╭──

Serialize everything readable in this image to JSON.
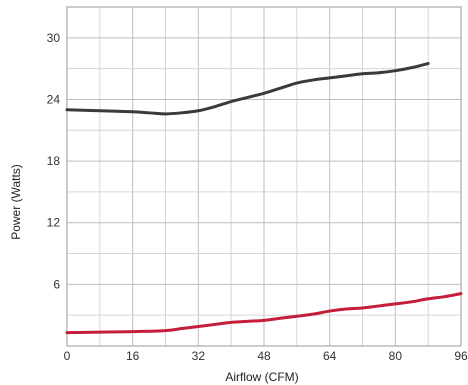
{
  "chart_data": {
    "type": "line",
    "title": "",
    "xlabel": "Airflow (CFM)",
    "ylabel": "Power (Watts)",
    "xlim": [
      0,
      96
    ],
    "ylim": [
      0,
      33
    ],
    "xticks": [
      0,
      16,
      32,
      48,
      64,
      80,
      96
    ],
    "yticks": [
      6,
      12,
      18,
      24,
      30
    ],
    "minor_ygrid": [
      3,
      9,
      15,
      21,
      27
    ],
    "minor_xgrid": [
      8,
      24,
      40,
      56,
      72,
      88
    ],
    "grid": true,
    "legend": "none",
    "series": [
      {
        "color": "#3a3a3a",
        "x": [
          0,
          8,
          16,
          20,
          24,
          28,
          32,
          36,
          40,
          44,
          48,
          52,
          56,
          60,
          64,
          68,
          72,
          76,
          80,
          84,
          88
        ],
        "y": [
          23.0,
          22.9,
          22.8,
          22.7,
          22.6,
          22.7,
          22.9,
          23.3,
          23.8,
          24.2,
          24.6,
          25.1,
          25.6,
          25.9,
          26.1,
          26.3,
          26.5,
          26.6,
          26.8,
          27.1,
          27.5
        ]
      },
      {
        "color": "#c41e3a",
        "x": [
          0,
          8,
          16,
          24,
          28,
          32,
          36,
          40,
          44,
          48,
          52,
          56,
          60,
          64,
          68,
          72,
          76,
          80,
          84,
          88,
          92,
          96
        ],
        "y": [
          1.3,
          1.35,
          1.4,
          1.5,
          1.7,
          1.9,
          2.1,
          2.3,
          2.4,
          2.5,
          2.7,
          2.9,
          3.1,
          3.4,
          3.6,
          3.7,
          3.9,
          4.1,
          4.3,
          4.6,
          4.8,
          5.1
        ]
      }
    ]
  }
}
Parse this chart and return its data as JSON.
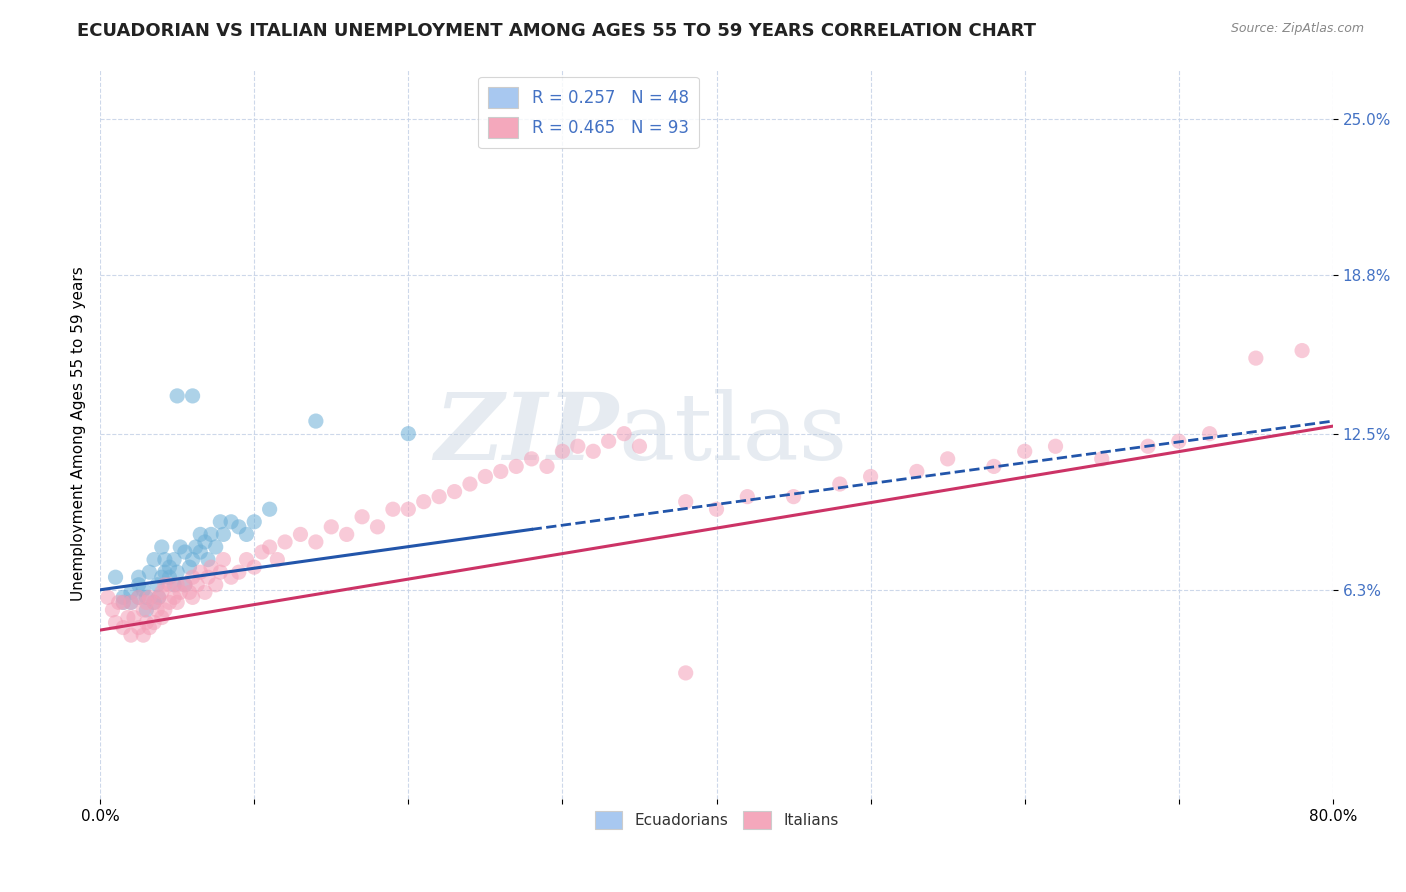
{
  "title": "ECUADORIAN VS ITALIAN UNEMPLOYMENT AMONG AGES 55 TO 59 YEARS CORRELATION CHART",
  "source": "Source: ZipAtlas.com",
  "ylabel": "Unemployment Among Ages 55 to 59 years",
  "xlim": [
    0.0,
    0.8
  ],
  "ylim": [
    -0.02,
    0.27
  ],
  "ytick_labels": [
    "6.3%",
    "12.5%",
    "18.8%",
    "25.0%"
  ],
  "ytick_values": [
    0.063,
    0.125,
    0.188,
    0.25
  ],
  "xtick_labels": [
    "0.0%",
    "80.0%"
  ],
  "xtick_values": [
    0.0,
    0.8
  ],
  "watermark": "ZIPatlas",
  "ecuadorians": {
    "color": "#6baed6",
    "alpha": 0.55,
    "size": 120,
    "x": [
      0.01,
      0.015,
      0.015,
      0.02,
      0.02,
      0.025,
      0.025,
      0.025,
      0.028,
      0.03,
      0.03,
      0.032,
      0.035,
      0.035,
      0.037,
      0.038,
      0.04,
      0.04,
      0.042,
      0.042,
      0.045,
      0.045,
      0.048,
      0.048,
      0.05,
      0.052,
      0.055,
      0.055,
      0.058,
      0.06,
      0.062,
      0.065,
      0.065,
      0.068,
      0.07,
      0.072,
      0.075,
      0.078,
      0.08,
      0.085,
      0.09,
      0.095,
      0.1,
      0.11,
      0.14,
      0.2,
      0.05,
      0.06
    ],
    "y": [
      0.068,
      0.06,
      0.058,
      0.062,
      0.058,
      0.065,
      0.06,
      0.068,
      0.063,
      0.055,
      0.06,
      0.07,
      0.058,
      0.075,
      0.065,
      0.06,
      0.068,
      0.08,
      0.07,
      0.075,
      0.068,
      0.072,
      0.075,
      0.065,
      0.07,
      0.08,
      0.078,
      0.065,
      0.072,
      0.075,
      0.08,
      0.078,
      0.085,
      0.082,
      0.075,
      0.085,
      0.08,
      0.09,
      0.085,
      0.09,
      0.088,
      0.085,
      0.09,
      0.095,
      0.13,
      0.125,
      0.14,
      0.14
    ],
    "trendline_solid": {
      "x": [
        0.0,
        0.28
      ],
      "y": [
        0.063,
        0.087
      ],
      "color": "#2255aa",
      "linestyle": "-",
      "linewidth": 2.2
    },
    "trendline_dashed": {
      "x": [
        0.28,
        0.8
      ],
      "y": [
        0.087,
        0.13
      ],
      "color": "#2255aa",
      "linestyle": "--",
      "linewidth": 2.0
    }
  },
  "italians": {
    "color": "#f4a0b8",
    "alpha": 0.55,
    "size": 120,
    "x": [
      0.005,
      0.008,
      0.01,
      0.012,
      0.015,
      0.015,
      0.018,
      0.02,
      0.02,
      0.022,
      0.025,
      0.025,
      0.028,
      0.028,
      0.03,
      0.03,
      0.032,
      0.032,
      0.035,
      0.035,
      0.037,
      0.038,
      0.04,
      0.04,
      0.042,
      0.042,
      0.045,
      0.045,
      0.048,
      0.05,
      0.05,
      0.052,
      0.055,
      0.058,
      0.06,
      0.06,
      0.063,
      0.065,
      0.068,
      0.07,
      0.072,
      0.075,
      0.078,
      0.08,
      0.085,
      0.09,
      0.095,
      0.1,
      0.105,
      0.11,
      0.115,
      0.12,
      0.13,
      0.14,
      0.15,
      0.16,
      0.17,
      0.18,
      0.19,
      0.2,
      0.21,
      0.22,
      0.23,
      0.24,
      0.25,
      0.26,
      0.27,
      0.28,
      0.29,
      0.3,
      0.31,
      0.32,
      0.33,
      0.34,
      0.35,
      0.38,
      0.4,
      0.42,
      0.45,
      0.48,
      0.5,
      0.53,
      0.55,
      0.58,
      0.6,
      0.62,
      0.65,
      0.68,
      0.7,
      0.72,
      0.75,
      0.78,
      0.38
    ],
    "y": [
      0.06,
      0.055,
      0.05,
      0.058,
      0.048,
      0.058,
      0.052,
      0.045,
      0.058,
      0.052,
      0.048,
      0.06,
      0.045,
      0.055,
      0.05,
      0.058,
      0.048,
      0.06,
      0.05,
      0.058,
      0.055,
      0.06,
      0.052,
      0.062,
      0.055,
      0.065,
      0.058,
      0.065,
      0.06,
      0.058,
      0.065,
      0.062,
      0.065,
      0.062,
      0.068,
      0.06,
      0.065,
      0.07,
      0.062,
      0.068,
      0.072,
      0.065,
      0.07,
      0.075,
      0.068,
      0.07,
      0.075,
      0.072,
      0.078,
      0.08,
      0.075,
      0.082,
      0.085,
      0.082,
      0.088,
      0.085,
      0.092,
      0.088,
      0.095,
      0.095,
      0.098,
      0.1,
      0.102,
      0.105,
      0.108,
      0.11,
      0.112,
      0.115,
      0.112,
      0.118,
      0.12,
      0.118,
      0.122,
      0.125,
      0.12,
      0.098,
      0.095,
      0.1,
      0.1,
      0.105,
      0.108,
      0.11,
      0.115,
      0.112,
      0.118,
      0.12,
      0.115,
      0.12,
      0.122,
      0.125,
      0.155,
      0.158,
      0.03
    ],
    "trendline": {
      "x": [
        0.0,
        0.8
      ],
      "y": [
        0.047,
        0.128
      ],
      "color": "#cc3366",
      "linestyle": "-",
      "linewidth": 2.2
    }
  },
  "background_color": "#ffffff",
  "grid_color": "#c8d4e8",
  "title_fontsize": 13,
  "axis_label_fontsize": 11,
  "tick_fontsize": 11,
  "legend_r_n": [
    {
      "r": "0.257",
      "n": "48",
      "color": "#a8c8f0"
    },
    {
      "r": "0.465",
      "n": "93",
      "color": "#f4a8bc"
    }
  ]
}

╰──

## Requirements
Repeat the entries exactly. Pictures are excluded from the copy.

## Finished task
Serialize everything readable in this image to JSON.
{
  "chart_data": {
    "type": "line",
    "title": "",
    "xlabel": "Airflow (CFM)",
    "ylabel": "Power (Watts)",
    "xlim": [
      0,
      96
    ],
    "ylim": [
      0,
      33
    ],
    "xticks": [
      0,
      16,
      32,
      48,
      64,
      80,
      96
    ],
    "yticks": [
      6,
      12,
      18,
      24,
      30
    ],
    "minor_ygrid": [
      3,
      9,
      15,
      21,
      27
    ],
    "minor_xgrid": [
      8,
      24,
      40,
      56,
      72,
      88
    ],
    "grid": true,
    "legend": "none",
    "series": [
      {
        "color": "#3a3a3a",
        "x": [
          0,
          8,
          16,
          20,
          24,
          28,
          32,
          36,
          40,
          44,
          48,
          52,
          56,
          60,
          64,
          68,
          72,
          76,
          80,
          84,
          88
        ],
        "y": [
          23.0,
          22.9,
          22.8,
          22.7,
          22.6,
          22.7,
          22.9,
          23.3,
          23.8,
          24.2,
          24.6,
          25.1,
          25.6,
          25.9,
          26.1,
          26.3,
          26.5,
          26.6,
          26.8,
          27.1,
          27.5
        ]
      },
      {
        "color": "#c41e3a",
        "x": [
          0,
          8,
          16,
          24,
          28,
          32,
          36,
          40,
          44,
          48,
          52,
          56,
          60,
          64,
          68,
          72,
          76,
          80,
          84,
          88,
          92,
          96
        ],
        "y": [
          1.3,
          1.35,
          1.4,
          1.5,
          1.7,
          1.9,
          2.1,
          2.3,
          2.4,
          2.5,
          2.7,
          2.9,
          3.1,
          3.4,
          3.6,
          3.7,
          3.9,
          4.1,
          4.3,
          4.6,
          4.8,
          5.1
        ]
      }
    ]
  }
}
Parse this chart and return its data as JSON.
{
  "title": "ECUADORIAN VS ITALIAN UNEMPLOYMENT AMONG AGES 55 TO 59 YEARS CORRELATION CHART",
  "source": "Source: ZipAtlas.com",
  "ylabel": "Unemployment Among Ages 55 to 59 years",
  "xlim": [
    0.0,
    0.8
  ],
  "ylim": [
    -0.02,
    0.27
  ],
  "ytick_labels": [
    "6.3%",
    "12.5%",
    "18.8%",
    "25.0%"
  ],
  "ytick_values": [
    0.063,
    0.125,
    0.188,
    0.25
  ],
  "xtick_labels": [
    "0.0%",
    "80.0%"
  ],
  "xtick_values": [
    0.0,
    0.8
  ],
  "watermark": "ZIPatlas",
  "ecuadorians": {
    "color": "#6baed6",
    "alpha": 0.55,
    "size": 120,
    "x": [
      0.01,
      0.015,
      0.015,
      0.02,
      0.02,
      0.025,
      0.025,
      0.025,
      0.028,
      0.03,
      0.03,
      0.032,
      0.035,
      0.035,
      0.037,
      0.038,
      0.04,
      0.04,
      0.042,
      0.042,
      0.045,
      0.045,
      0.048,
      0.048,
      0.05,
      0.052,
      0.055,
      0.055,
      0.058,
      0.06,
      0.062,
      0.065,
      0.065,
      0.068,
      0.07,
      0.072,
      0.075,
      0.078,
      0.08,
      0.085,
      0.09,
      0.095,
      0.1,
      0.11,
      0.14,
      0.2,
      0.05,
      0.06
    ],
    "y": [
      0.068,
      0.06,
      0.058,
      0.062,
      0.058,
      0.065,
      0.06,
      0.068,
      0.063,
      0.055,
      0.06,
      0.07,
      0.058,
      0.075,
      0.065,
      0.06,
      0.068,
      0.08,
      0.07,
      0.075,
      0.068,
      0.072,
      0.075,
      0.065,
      0.07,
      0.08,
      0.078,
      0.065,
      0.072,
      0.075,
      0.08,
      0.078,
      0.085,
      0.082,
      0.075,
      0.085,
      0.08,
      0.09,
      0.085,
      0.09,
      0.088,
      0.085,
      0.09,
      0.095,
      0.13,
      0.125,
      0.14,
      0.14
    ],
    "trendline_solid": {
      "x": [
        0.0,
        0.28
      ],
      "y": [
        0.063,
        0.087
      ],
      "color": "#2255aa",
      "linestyle": "-",
      "linewidth": 2.2
    },
    "trendline_dashed": {
      "x": [
        0.28,
        0.8
      ],
      "y": [
        0.087,
        0.13
      ],
      "color": "#2255aa",
      "linestyle": "--",
      "linewidth": 2.0
    }
  },
  "italians": {
    "color": "#f4a0b8",
    "alpha": 0.55,
    "size": 120,
    "x": [
      0.005,
      0.008,
      0.01,
      0.012,
      0.015,
      0.015,
      0.018,
      0.02,
      0.02,
      0.022,
      0.025,
      0.025,
      0.028,
      0.028,
      0.03,
      0.03,
      0.032,
      0.032,
      0.035,
      0.035,
      0.037,
      0.038,
      0.04,
      0.04,
      0.042,
      0.042,
      0.045,
      0.045,
      0.048,
      0.05,
      0.05,
      0.052,
      0.055,
      0.058,
      0.06,
      0.06,
      0.063,
      0.065,
      0.068,
      0.07,
      0.072,
      0.075,
      0.078,
      0.08,
      0.085,
      0.09,
      0.095,
      0.1,
      0.105,
      0.11,
      0.115,
      0.12,
      0.13,
      0.14,
      0.15,
      0.16,
      0.17,
      0.18,
      0.19,
      0.2,
      0.21,
      0.22,
      0.23,
      0.24,
      0.25,
      0.26,
      0.27,
      0.28,
      0.29,
      0.3,
      0.31,
      0.32,
      0.33,
      0.34,
      0.35,
      0.38,
      0.4,
      0.42,
      0.45,
      0.48,
      0.5,
      0.53,
      0.55,
      0.58,
      0.6,
      0.62,
      0.65,
      0.68,
      0.7,
      0.72,
      0.75,
      0.78,
      0.38
    ],
    "y": [
      0.06,
      0.055,
      0.05,
      0.058,
      0.048,
      0.058,
      0.052,
      0.045,
      0.058,
      0.052,
      0.048,
      0.06,
      0.045,
      0.055,
      0.05,
      0.058,
      0.048,
      0.06,
      0.05,
      0.058,
      0.055,
      0.06,
      0.052,
      0.062,
      0.055,
      0.065,
      0.058,
      0.065,
      0.06,
      0.058,
      0.065,
      0.062,
      0.065,
      0.062,
      0.068,
      0.06,
      0.065,
      0.07,
      0.062,
      0.068,
      0.072,
      0.065,
      0.07,
      0.075,
      0.068,
      0.07,
      0.075,
      0.072,
      0.078,
      0.08,
      0.075,
      0.082,
      0.085,
      0.082,
      0.088,
      0.085,
      0.092,
      0.088,
      0.095,
      0.095,
      0.098,
      0.1,
      0.102,
      0.105,
      0.108,
      0.11,
      0.112,
      0.115,
      0.112,
      0.118,
      0.12,
      0.118,
      0.122,
      0.125,
      0.12,
      0.098,
      0.095,
      0.1,
      0.1,
      0.105,
      0.108,
      0.11,
      0.115,
      0.112,
      0.118,
      0.12,
      0.115,
      0.12,
      0.122,
      0.125,
      0.155,
      0.158,
      0.03
    ],
    "trendline": {
      "x": [
        0.0,
        0.8
      ],
      "y": [
        0.047,
        0.128
      ],
      "color": "#cc3366",
      "linestyle": "-",
      "linewidth": 2.2
    }
  },
  "background_color": "#ffffff",
  "grid_color": "#c8d4e8",
  "title_fontsize": 13,
  "axis_label_fontsize": 11,
  "tick_fontsize": 11,
  "legend_r_n": [
    {
      "r": "0.257",
      "n": "48",
      "color": "#a8c8f0"
    },
    {
      "r": "0.465",
      "n": "93",
      "color": "#f4a8bc"
    }
  ]
}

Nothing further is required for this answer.